Please pull out every line that includes the string "letter".

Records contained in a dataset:
+++

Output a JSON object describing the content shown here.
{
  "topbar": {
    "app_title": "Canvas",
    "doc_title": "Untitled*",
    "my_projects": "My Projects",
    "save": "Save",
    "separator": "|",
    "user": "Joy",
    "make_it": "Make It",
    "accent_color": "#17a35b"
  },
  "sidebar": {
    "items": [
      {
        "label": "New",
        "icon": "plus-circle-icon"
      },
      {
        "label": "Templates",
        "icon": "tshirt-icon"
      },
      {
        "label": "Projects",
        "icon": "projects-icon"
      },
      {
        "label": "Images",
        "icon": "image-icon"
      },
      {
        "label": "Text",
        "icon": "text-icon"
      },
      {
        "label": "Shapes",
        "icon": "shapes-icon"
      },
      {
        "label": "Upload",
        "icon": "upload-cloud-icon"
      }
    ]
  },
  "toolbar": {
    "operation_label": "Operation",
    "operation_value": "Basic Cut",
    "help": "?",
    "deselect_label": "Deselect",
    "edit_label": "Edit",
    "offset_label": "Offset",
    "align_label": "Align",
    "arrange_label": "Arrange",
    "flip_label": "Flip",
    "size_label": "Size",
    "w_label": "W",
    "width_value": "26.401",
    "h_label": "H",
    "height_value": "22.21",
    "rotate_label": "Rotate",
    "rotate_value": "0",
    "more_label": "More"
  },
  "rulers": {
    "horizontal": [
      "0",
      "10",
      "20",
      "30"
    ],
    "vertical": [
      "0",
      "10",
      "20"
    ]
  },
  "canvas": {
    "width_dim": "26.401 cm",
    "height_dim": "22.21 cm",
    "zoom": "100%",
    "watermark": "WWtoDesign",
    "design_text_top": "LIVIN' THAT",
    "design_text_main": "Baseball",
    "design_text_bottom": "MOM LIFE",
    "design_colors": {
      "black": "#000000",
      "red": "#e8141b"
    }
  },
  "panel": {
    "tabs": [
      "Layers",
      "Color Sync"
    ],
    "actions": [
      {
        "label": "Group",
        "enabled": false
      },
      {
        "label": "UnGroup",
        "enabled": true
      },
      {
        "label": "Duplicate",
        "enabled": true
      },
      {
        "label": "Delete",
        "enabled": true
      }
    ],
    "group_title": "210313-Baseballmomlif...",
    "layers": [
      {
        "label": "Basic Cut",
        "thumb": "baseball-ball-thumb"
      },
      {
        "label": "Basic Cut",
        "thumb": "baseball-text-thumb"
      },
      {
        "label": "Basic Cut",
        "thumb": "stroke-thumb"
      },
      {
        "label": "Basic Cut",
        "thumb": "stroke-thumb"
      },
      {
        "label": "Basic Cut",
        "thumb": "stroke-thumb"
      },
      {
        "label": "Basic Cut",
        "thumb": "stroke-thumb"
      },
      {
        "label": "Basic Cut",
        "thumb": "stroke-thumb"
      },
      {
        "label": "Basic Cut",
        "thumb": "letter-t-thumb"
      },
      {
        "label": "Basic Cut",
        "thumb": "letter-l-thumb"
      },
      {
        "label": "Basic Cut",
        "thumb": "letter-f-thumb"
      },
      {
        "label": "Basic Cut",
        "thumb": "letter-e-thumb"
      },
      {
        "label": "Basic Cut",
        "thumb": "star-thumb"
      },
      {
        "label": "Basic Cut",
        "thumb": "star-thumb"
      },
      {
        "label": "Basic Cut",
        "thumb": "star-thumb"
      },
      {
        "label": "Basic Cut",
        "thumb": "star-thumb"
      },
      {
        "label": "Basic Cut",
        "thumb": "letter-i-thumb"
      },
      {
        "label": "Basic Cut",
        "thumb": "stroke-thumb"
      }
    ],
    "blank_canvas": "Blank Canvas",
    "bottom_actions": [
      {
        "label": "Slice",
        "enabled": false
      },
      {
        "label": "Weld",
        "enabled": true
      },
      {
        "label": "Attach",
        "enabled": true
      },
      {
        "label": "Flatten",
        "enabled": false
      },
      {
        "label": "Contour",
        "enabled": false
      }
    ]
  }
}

+++

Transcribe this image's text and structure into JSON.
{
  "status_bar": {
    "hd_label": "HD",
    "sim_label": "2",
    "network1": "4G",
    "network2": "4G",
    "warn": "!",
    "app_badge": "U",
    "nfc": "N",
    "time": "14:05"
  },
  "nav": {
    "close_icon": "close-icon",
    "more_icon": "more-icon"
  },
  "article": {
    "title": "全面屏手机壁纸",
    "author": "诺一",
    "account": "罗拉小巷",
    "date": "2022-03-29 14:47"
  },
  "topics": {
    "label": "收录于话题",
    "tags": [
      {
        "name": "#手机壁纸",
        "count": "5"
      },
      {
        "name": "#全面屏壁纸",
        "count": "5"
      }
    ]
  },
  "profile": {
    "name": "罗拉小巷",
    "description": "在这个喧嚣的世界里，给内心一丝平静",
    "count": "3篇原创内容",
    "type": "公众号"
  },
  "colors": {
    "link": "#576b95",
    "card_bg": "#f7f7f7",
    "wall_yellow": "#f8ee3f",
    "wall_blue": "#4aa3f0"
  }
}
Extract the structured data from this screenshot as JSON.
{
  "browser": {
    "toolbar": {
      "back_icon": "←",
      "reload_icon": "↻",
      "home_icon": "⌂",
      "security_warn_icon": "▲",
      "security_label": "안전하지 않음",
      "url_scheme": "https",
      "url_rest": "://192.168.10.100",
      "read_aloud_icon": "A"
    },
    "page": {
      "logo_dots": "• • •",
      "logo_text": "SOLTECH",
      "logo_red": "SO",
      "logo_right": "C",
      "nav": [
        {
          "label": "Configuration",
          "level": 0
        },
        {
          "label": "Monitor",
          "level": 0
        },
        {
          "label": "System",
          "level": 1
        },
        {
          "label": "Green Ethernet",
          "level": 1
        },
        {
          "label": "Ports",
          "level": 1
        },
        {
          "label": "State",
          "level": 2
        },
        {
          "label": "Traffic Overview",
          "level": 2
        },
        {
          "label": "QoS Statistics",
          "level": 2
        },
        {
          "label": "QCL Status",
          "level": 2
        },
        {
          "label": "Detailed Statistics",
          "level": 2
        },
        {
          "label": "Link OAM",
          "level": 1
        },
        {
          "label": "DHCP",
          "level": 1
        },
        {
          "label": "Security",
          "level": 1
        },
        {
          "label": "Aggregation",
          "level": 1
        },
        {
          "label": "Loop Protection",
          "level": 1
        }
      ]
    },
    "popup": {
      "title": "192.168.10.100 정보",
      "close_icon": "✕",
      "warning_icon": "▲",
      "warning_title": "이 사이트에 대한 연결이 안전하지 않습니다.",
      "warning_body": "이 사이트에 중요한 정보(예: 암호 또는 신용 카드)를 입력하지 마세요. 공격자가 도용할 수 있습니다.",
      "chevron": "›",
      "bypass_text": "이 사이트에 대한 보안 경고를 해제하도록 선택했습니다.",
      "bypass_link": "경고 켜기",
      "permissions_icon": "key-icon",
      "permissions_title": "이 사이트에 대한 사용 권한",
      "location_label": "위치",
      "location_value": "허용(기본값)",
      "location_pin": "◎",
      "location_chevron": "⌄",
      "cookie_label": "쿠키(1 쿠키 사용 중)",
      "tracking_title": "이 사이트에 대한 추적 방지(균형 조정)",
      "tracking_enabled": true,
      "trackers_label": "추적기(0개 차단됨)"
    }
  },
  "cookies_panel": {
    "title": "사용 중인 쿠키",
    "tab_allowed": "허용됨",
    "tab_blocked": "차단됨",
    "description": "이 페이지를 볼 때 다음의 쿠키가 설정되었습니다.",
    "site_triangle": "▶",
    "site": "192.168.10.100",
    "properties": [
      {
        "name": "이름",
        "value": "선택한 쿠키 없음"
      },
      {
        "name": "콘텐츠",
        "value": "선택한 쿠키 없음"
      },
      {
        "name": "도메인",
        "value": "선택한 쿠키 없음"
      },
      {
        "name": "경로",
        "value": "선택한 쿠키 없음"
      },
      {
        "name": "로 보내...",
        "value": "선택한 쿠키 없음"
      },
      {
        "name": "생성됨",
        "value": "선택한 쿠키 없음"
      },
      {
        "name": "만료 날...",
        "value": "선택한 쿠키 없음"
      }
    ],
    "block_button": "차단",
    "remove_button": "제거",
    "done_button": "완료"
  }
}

+++

» Task result
        "thumb": "letter-t-thumb"
        "thumb": "letter-l-thumb"
        "thumb": "letter-f-thumb"
        "thumb": "letter-e-thumb"
        "thumb": "letter-i-thumb"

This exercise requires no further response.